── Stored records

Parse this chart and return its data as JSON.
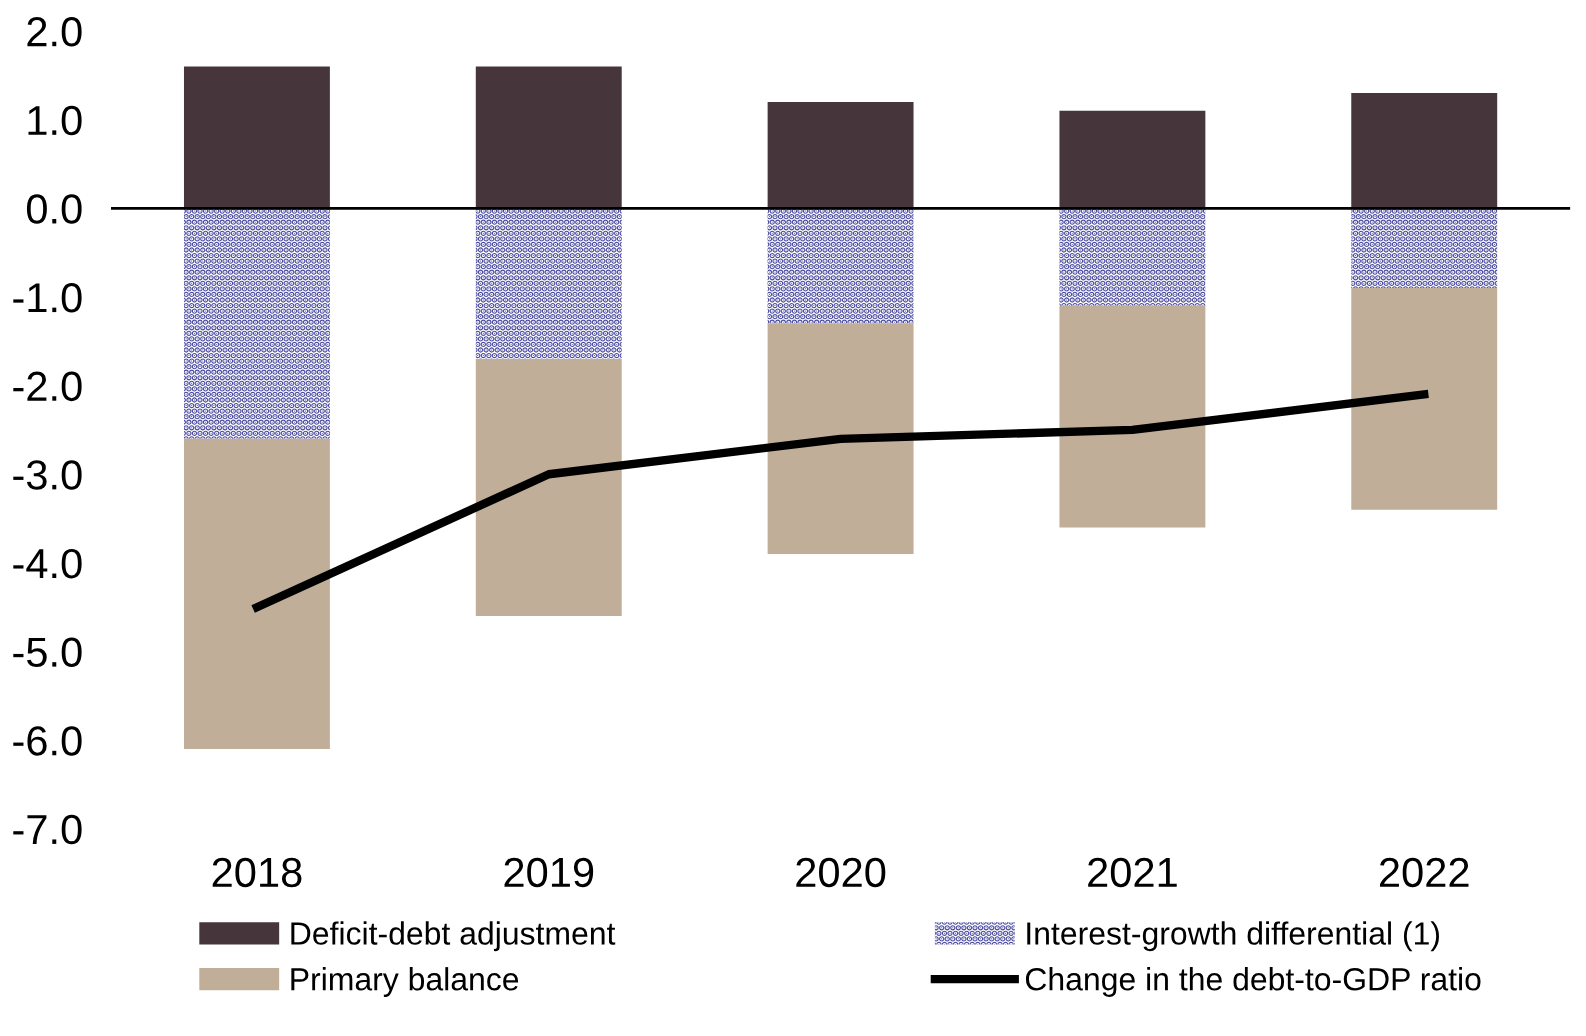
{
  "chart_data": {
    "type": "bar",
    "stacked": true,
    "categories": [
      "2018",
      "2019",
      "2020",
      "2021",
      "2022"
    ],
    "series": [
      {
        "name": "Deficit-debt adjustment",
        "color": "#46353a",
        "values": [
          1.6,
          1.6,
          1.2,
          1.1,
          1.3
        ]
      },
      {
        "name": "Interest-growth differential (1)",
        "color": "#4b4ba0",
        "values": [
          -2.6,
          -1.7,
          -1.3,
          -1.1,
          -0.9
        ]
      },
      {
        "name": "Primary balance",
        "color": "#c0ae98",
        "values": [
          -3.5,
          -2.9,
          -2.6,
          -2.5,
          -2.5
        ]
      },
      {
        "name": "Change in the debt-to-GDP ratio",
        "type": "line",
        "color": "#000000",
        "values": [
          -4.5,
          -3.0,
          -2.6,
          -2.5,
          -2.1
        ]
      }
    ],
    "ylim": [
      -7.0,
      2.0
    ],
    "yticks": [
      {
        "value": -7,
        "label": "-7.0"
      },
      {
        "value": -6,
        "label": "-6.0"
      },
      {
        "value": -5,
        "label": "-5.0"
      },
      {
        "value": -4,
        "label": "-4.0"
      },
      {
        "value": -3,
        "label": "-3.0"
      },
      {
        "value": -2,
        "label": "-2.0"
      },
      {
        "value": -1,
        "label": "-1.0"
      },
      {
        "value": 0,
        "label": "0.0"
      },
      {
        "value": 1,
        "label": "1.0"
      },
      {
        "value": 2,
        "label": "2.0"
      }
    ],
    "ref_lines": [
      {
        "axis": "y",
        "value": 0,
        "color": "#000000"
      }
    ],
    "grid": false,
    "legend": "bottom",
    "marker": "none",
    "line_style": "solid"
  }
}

────

Task to carry out: Leave out the pictures and output the rest of the material exactly as written.

Written reply:
Parse this chart and return its data as JSON.
{
  "chart_data": {
    "type": "bar",
    "stacked": true,
    "categories": [
      "2018",
      "2019",
      "2020",
      "2021",
      "2022"
    ],
    "series": [
      {
        "name": "Deficit-debt adjustment",
        "color": "#46353a",
        "values": [
          1.6,
          1.6,
          1.2,
          1.1,
          1.3
        ]
      },
      {
        "name": "Interest-growth differential (1)",
        "color": "#4b4ba0",
        "values": [
          -2.6,
          -1.7,
          -1.3,
          -1.1,
          -0.9
        ]
      },
      {
        "name": "Primary balance",
        "color": "#c0ae98",
        "values": [
          -3.5,
          -2.9,
          -2.6,
          -2.5,
          -2.5
        ]
      },
      {
        "name": "Change in the debt-to-GDP ratio",
        "type": "line",
        "color": "#000000",
        "values": [
          -4.5,
          -3.0,
          -2.6,
          -2.5,
          -2.1
        ]
      }
    ],
    "ylim": [
      -7.0,
      2.0
    ],
    "yticks": [
      {
        "value": -7,
        "label": "-7.0"
      },
      {
        "value": -6,
        "label": "-6.0"
      },
      {
        "value": -5,
        "label": "-5.0"
      },
      {
        "value": -4,
        "label": "-4.0"
      },
      {
        "value": -3,
        "label": "-3.0"
      },
      {
        "value": -2,
        "label": "-2.0"
      },
      {
        "value": -1,
        "label": "-1.0"
      },
      {
        "value": 0,
        "label": "0.0"
      },
      {
        "value": 1,
        "label": "1.0"
      },
      {
        "value": 2,
        "label": "2.0"
      }
    ],
    "ref_lines": [
      {
        "axis": "y",
        "value": 0,
        "color": "#000000"
      }
    ],
    "grid": false,
    "legend": "bottom",
    "marker": "none",
    "line_style": "solid"
  }
}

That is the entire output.